## Task instructions:
The data below should be printed in full, exactly, and without any of its images.
'''
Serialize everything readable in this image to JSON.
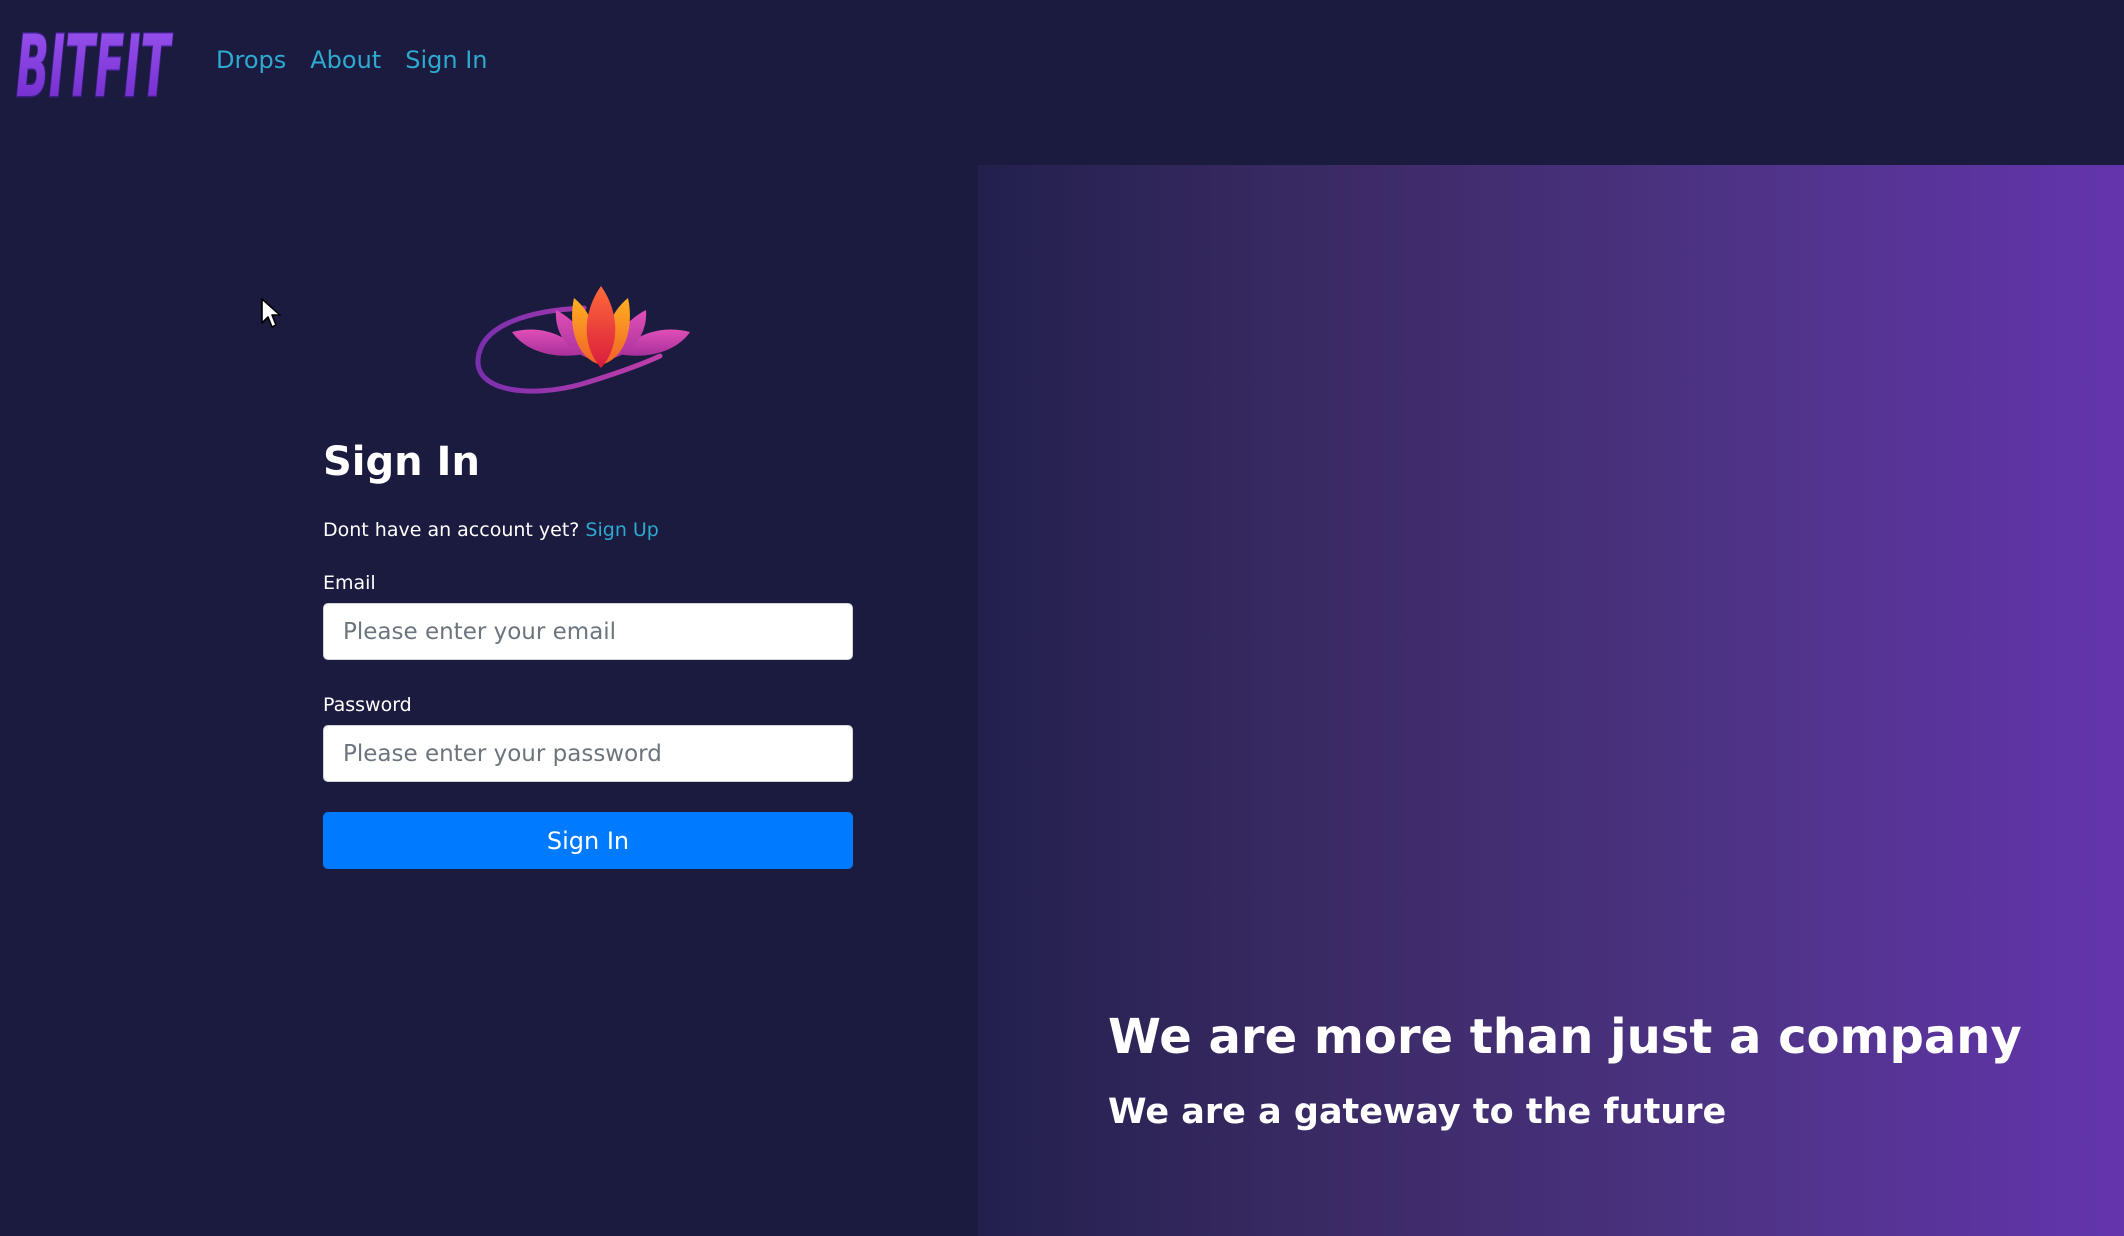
{
  "brand": {
    "logo_text": "BITFIT",
    "logo_icon": "bitfit-logo"
  },
  "nav": {
    "items": [
      {
        "label": "Drops"
      },
      {
        "label": "About"
      },
      {
        "label": "Sign In"
      }
    ]
  },
  "form": {
    "logo_icon": "lotus-flower-logo",
    "title": "Sign In",
    "signup_prompt": "Dont have an account yet?",
    "signup_link": "Sign Up",
    "email_label": "Email",
    "email_placeholder": "Please enter your email",
    "email_value": "",
    "password_label": "Password",
    "password_placeholder": "Please enter your password",
    "password_value": "",
    "submit_label": "Sign In"
  },
  "hero": {
    "title": "We are more than just a company",
    "subtitle": "We are a gateway to the future"
  },
  "colors": {
    "page_background": "#1b1a3f",
    "link": "#2ea9cf",
    "primary_button": "#007bff",
    "hero_gradient_start": "#23204d",
    "hero_gradient_end": "#6335ad",
    "logo_purple": "#8a3ee6"
  },
  "cursor": {
    "icon": "mouse-pointer-icon"
  }
}
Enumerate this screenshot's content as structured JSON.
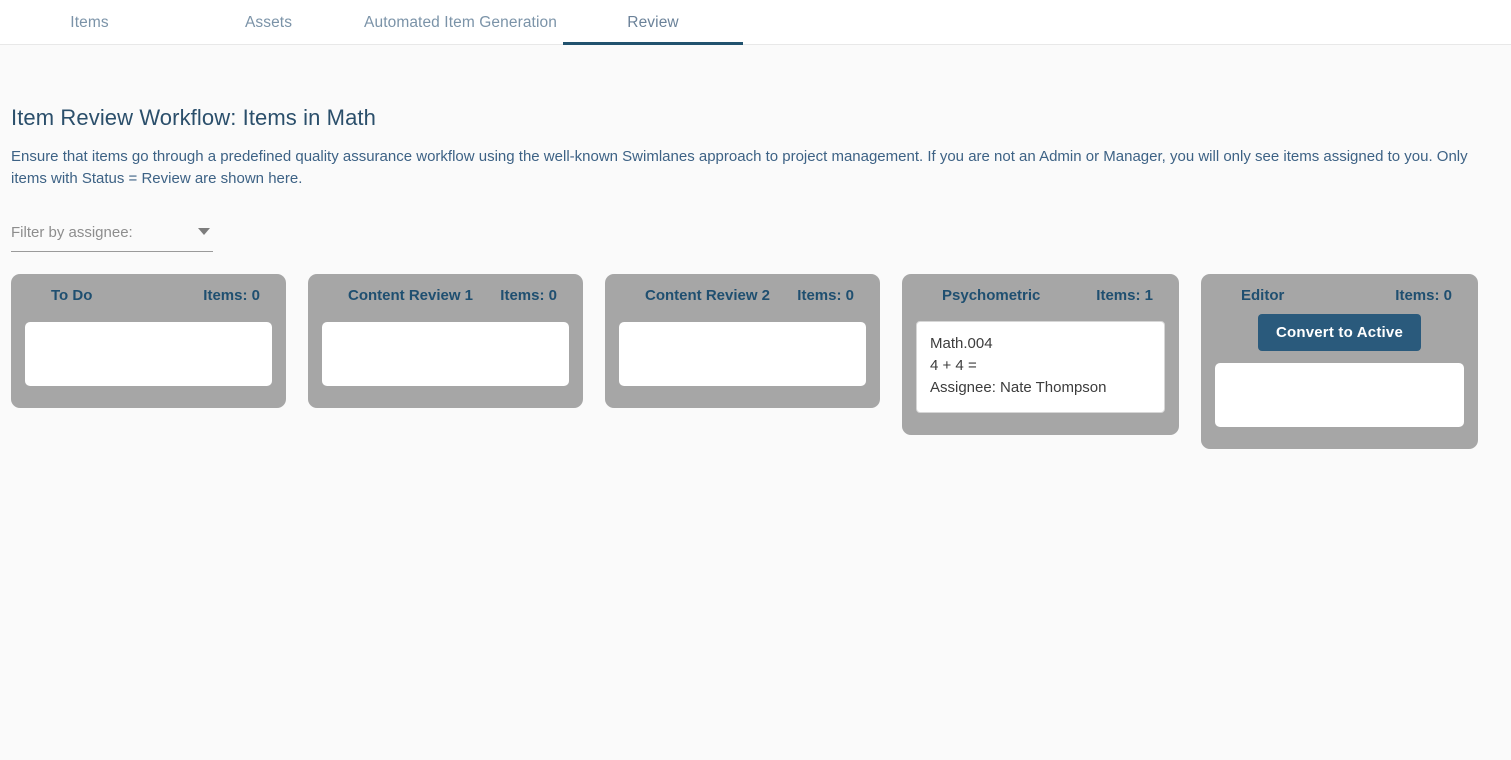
{
  "tabs": [
    {
      "label": "Items",
      "active": false
    },
    {
      "label": "Assets",
      "active": false
    },
    {
      "label": "Automated Item Generation",
      "active": false
    },
    {
      "label": "Review",
      "active": true
    }
  ],
  "page": {
    "title": "Item Review Workflow: Items in Math",
    "description": "Ensure that items go through a predefined quality assurance workflow using the well-known Swimlanes approach to project management. If you are not an Admin or Manager, you will only see items assigned to you. Only items with Status = Review are shown here."
  },
  "filter": {
    "label": "Filter by assignee:",
    "value": "",
    "placeholder": "Filter by assignee:",
    "arrow_icon": "chevron-down-icon",
    "options": [
      "Filter by assignee:"
    ]
  },
  "lanes": [
    {
      "title": "To Do",
      "count_label": "Items: 0",
      "count": 0,
      "button": null,
      "items": []
    },
    {
      "title": "Content Review 1",
      "count_label": "Items: 0",
      "count": 0,
      "button": null,
      "items": []
    },
    {
      "title": "Content Review 2",
      "count_label": "Items: 0",
      "count": 0,
      "button": null,
      "items": []
    },
    {
      "title": "Psychometric",
      "count_label": "Items: 1",
      "count": 1,
      "button": null,
      "items": [
        {
          "code": "Math.004",
          "stem": "4 + 4 =",
          "assignee": "Assignee: Nate Thompson"
        }
      ]
    },
    {
      "title": "Editor",
      "count_label": "Items: 0",
      "count": 0,
      "button": "Convert to Active",
      "items": []
    }
  ],
  "colors": {
    "accent": "#2a5a7c",
    "lane_background": "#a6a6a6",
    "heading": "#2b4f6b",
    "body_text": "#3d6285",
    "page_background": "#fafafa",
    "tab_inactive": "#7b93a8",
    "tab_underline": "#21526e"
  }
}
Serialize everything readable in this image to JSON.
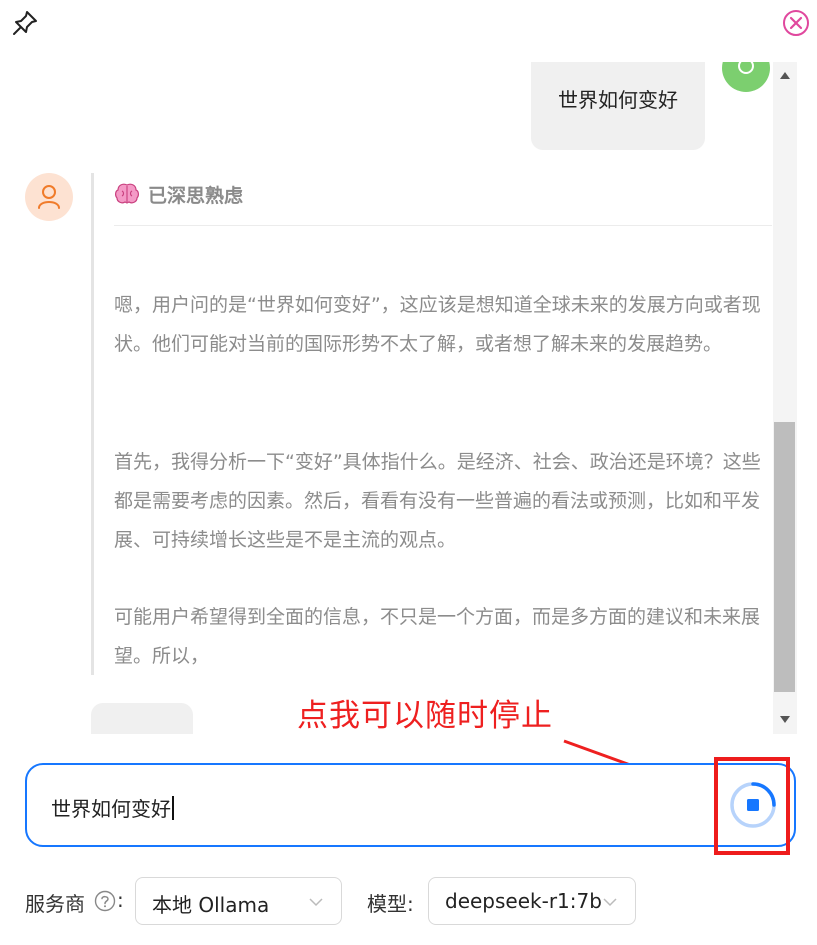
{
  "chat": {
    "user_message": "世界如何变好",
    "thinking_title": "已深思熟虑",
    "thinking_paragraphs": [
      "嗯，用户问的是“世界如何变好”，这应该是想知道全球未来的发展方向或者现状。他们可能对当前的国际形势不太了解，或者想了解未来的发展趋势。",
      "首先，我得分析一下“变好”具体指什么。是经济、社会、政治还是环境？这些都是需要考虑的因素。然后，看看有没有一些普遍的看法或预测，比如和平发展、可持续增长这些是不是主流的观点。",
      "可能用户希望得到全面的信息，不只是一个方面，而是多方面的建议和未来展望。所以，"
    ]
  },
  "annotation": {
    "text": "点我可以随时停止"
  },
  "input": {
    "value": "世界如何变好"
  },
  "footer": {
    "provider_label": "服务商",
    "colon": ":",
    "provider_value": "本地 Ollama",
    "model_label": "模型:",
    "model_value": "deepseek-r1:7b"
  },
  "icons": {
    "pin": "pin-icon",
    "close": "close-circle-icon",
    "brain": "brain-icon",
    "stop": "stop-icon",
    "help": "question-circle-icon",
    "chevron": "chevron-down-icon"
  },
  "colors": {
    "accent": "#1677ff",
    "close": "#e0489e",
    "annotation": "#ee2020",
    "user_avatar": "#7ccf6f",
    "bot_avatar": "#fde2d2"
  }
}
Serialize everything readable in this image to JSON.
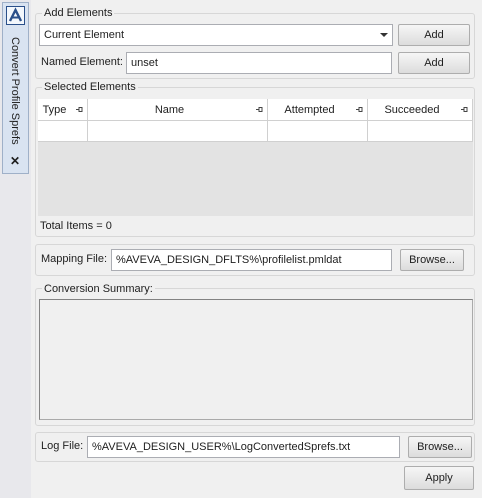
{
  "side_tab": {
    "title": "Convert Profile Sprefs",
    "icon": "aveva-logo-icon",
    "close_glyph": "✕"
  },
  "add_elements": {
    "title": "Add Elements",
    "current_element": {
      "value": "Current Element",
      "add_label": "Add"
    },
    "named_element": {
      "label": "Named Element:",
      "value": "unset",
      "add_label": "Add"
    }
  },
  "selected_elements": {
    "title": "Selected Elements",
    "columns": [
      "Type",
      "Name",
      "Attempted",
      "Succeeded"
    ],
    "rows": [
      [
        "",
        "",
        "",
        ""
      ]
    ],
    "total_label": "Total Items = 0"
  },
  "mapping": {
    "label": "Mapping File:",
    "value": "%AVEVA_DESIGN_DFLTS%\\profilelist.pmldat",
    "browse_label": "Browse..."
  },
  "summary": {
    "title": "Conversion Summary:",
    "text": ""
  },
  "log": {
    "label": "Log File:",
    "value": "%AVEVA_DESIGN_USER%\\LogConvertedSprefs.txt",
    "browse_label": "Browse..."
  },
  "apply_label": "Apply",
  "colors": {
    "panel": "#f0f0f0",
    "tab_strip": "#d9e3f1",
    "icon_blue": "#2a4f8a",
    "grid_empty": "#e3e3e3"
  }
}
'''
## Solution below:
Serialize everything readable in this image to JSON.
{
  "brand": {
    "logo_text": "BITFIT",
    "logo_icon": "bitfit-logo"
  },
  "nav": {
    "items": [
      {
        "label": "Drops"
      },
      {
        "label": "About"
      },
      {
        "label": "Sign In"
      }
    ]
  },
  "form": {
    "logo_icon": "lotus-flower-logo",
    "title": "Sign In",
    "signup_prompt": "Dont have an account yet?",
    "signup_link": "Sign Up",
    "email_label": "Email",
    "email_placeholder": "Please enter your email",
    "email_value": "",
    "password_label": "Password",
    "password_placeholder": "Please enter your password",
    "password_value": "",
    "submit_label": "Sign In"
  },
  "hero": {
    "title": "We are more than just a company",
    "subtitle": "We are a gateway to the future"
  },
  "colors": {
    "page_background": "#1b1a3f",
    "link": "#2ea9cf",
    "primary_button": "#007bff",
    "hero_gradient_start": "#23204d",
    "hero_gradient_end": "#6335ad",
    "logo_purple": "#8a3ee6"
  },
  "cursor": {
    "icon": "mouse-pointer-icon"
  }
}
Enumerate this screenshot's content as structured JSON.
{
  "tabs": [
    {
      "label": "Items",
      "active": false
    },
    {
      "label": "Assets",
      "active": false
    },
    {
      "label": "Automated Item Generation",
      "active": false
    },
    {
      "label": "Review",
      "active": true
    }
  ],
  "page": {
    "title": "Item Review Workflow: Items in Math",
    "description": "Ensure that items go through a predefined quality assurance workflow using the well-known Swimlanes approach to project management. If you are not an Admin or Manager, you will only see items assigned to you. Only items with Status = Review are shown here."
  },
  "filter": {
    "label": "Filter by assignee:",
    "value": "",
    "placeholder": "Filter by assignee:",
    "arrow_icon": "chevron-down-icon",
    "options": [
      "Filter by assignee:"
    ]
  },
  "lanes": [
    {
      "title": "To Do",
      "count_label": "Items: 0",
      "count": 0,
      "button": null,
      "items": []
    },
    {
      "title": "Content Review 1",
      "count_label": "Items: 0",
      "count": 0,
      "button": null,
      "items": []
    },
    {
      "title": "Content Review 2",
      "count_label": "Items: 0",
      "count": 0,
      "button": null,
      "items": []
    },
    {
      "title": "Psychometric",
      "count_label": "Items: 1",
      "count": 1,
      "button": null,
      "items": [
        {
          "code": "Math.004",
          "stem": "4 + 4 =",
          "assignee": "Assignee: Nate Thompson"
        }
      ]
    },
    {
      "title": "Editor",
      "count_label": "Items: 0",
      "count": 0,
      "button": "Convert to Active",
      "items": []
    }
  ],
  "colors": {
    "accent": "#2a5a7c",
    "lane_background": "#a6a6a6",
    "heading": "#2b4f6b",
    "body_text": "#3d6285",
    "page_background": "#fafafa",
    "tab_inactive": "#7b93a8",
    "tab_underline": "#21526e"
  }
}
Serialize everything readable in this image to JSON.
{
  "chat": {
    "user_message": "世界如何变好",
    "thinking_title": "已深思熟虑",
    "thinking_paragraphs": [
      "嗯，用户问的是“世界如何变好”，这应该是想知道全球未来的发展方向或者现状。他们可能对当前的国际形势不太了解，或者想了解未来的发展趋势。",
      "首先，我得分析一下“变好”具体指什么。是经济、社会、政治还是环境？这些都是需要考虑的因素。然后，看看有没有一些普遍的看法或预测，比如和平发展、可持续增长这些是不是主流的观点。",
      "可能用户希望得到全面的信息，不只是一个方面，而是多方面的建议和未来展望。所以，"
    ]
  },
  "annotation": {
    "text": "点我可以随时停止"
  },
  "input": {
    "value": "世界如何变好"
  },
  "footer": {
    "provider_label": "服务商",
    "colon": ":",
    "provider_value": "本地 Ollama",
    "model_label": "模型:",
    "model_value": "deepseek-r1:7b"
  },
  "icons": {
    "pin": "pin-icon",
    "close": "close-circle-icon",
    "brain": "brain-icon",
    "stop": "stop-icon",
    "help": "question-circle-icon",
    "chevron": "chevron-down-icon"
  },
  "colors": {
    "accent": "#1677ff",
    "close": "#e0489e",
    "annotation": "#ee2020",
    "user_avatar": "#7ccf6f",
    "bot_avatar": "#fde2d2"
  }
}
Serialize everything readable in this image to JSON.
{
  "side_tab": {
    "title": "Convert Profile Sprefs",
    "icon": "aveva-logo-icon",
    "close_glyph": "✕"
  },
  "add_elements": {
    "title": "Add Elements",
    "current_element": {
      "value": "Current Element",
      "add_label": "Add"
    },
    "named_element": {
      "label": "Named Element:",
      "value": "unset",
      "add_label": "Add"
    }
  },
  "selected_elements": {
    "title": "Selected Elements",
    "columns": [
      "Type",
      "Name",
      "Attempted",
      "Succeeded"
    ],
    "rows": [
      [
        "",
        "",
        "",
        ""
      ]
    ],
    "total_label": "Total Items = 0"
  },
  "mapping": {
    "label": "Mapping File:",
    "value": "%AVEVA_DESIGN_DFLTS%\\profilelist.pmldat",
    "browse_label": "Browse..."
  },
  "summary": {
    "title": "Conversion Summary:",
    "text": ""
  },
  "log": {
    "label": "Log File:",
    "value": "%AVEVA_DESIGN_USER%\\LogConvertedSprefs.txt",
    "browse_label": "Browse..."
  },
  "apply_label": "Apply",
  "colors": {
    "panel": "#f0f0f0",
    "tab_strip": "#d9e3f1",
    "icon_blue": "#2a4f8a",
    "grid_empty": "#e3e3e3"
  }
}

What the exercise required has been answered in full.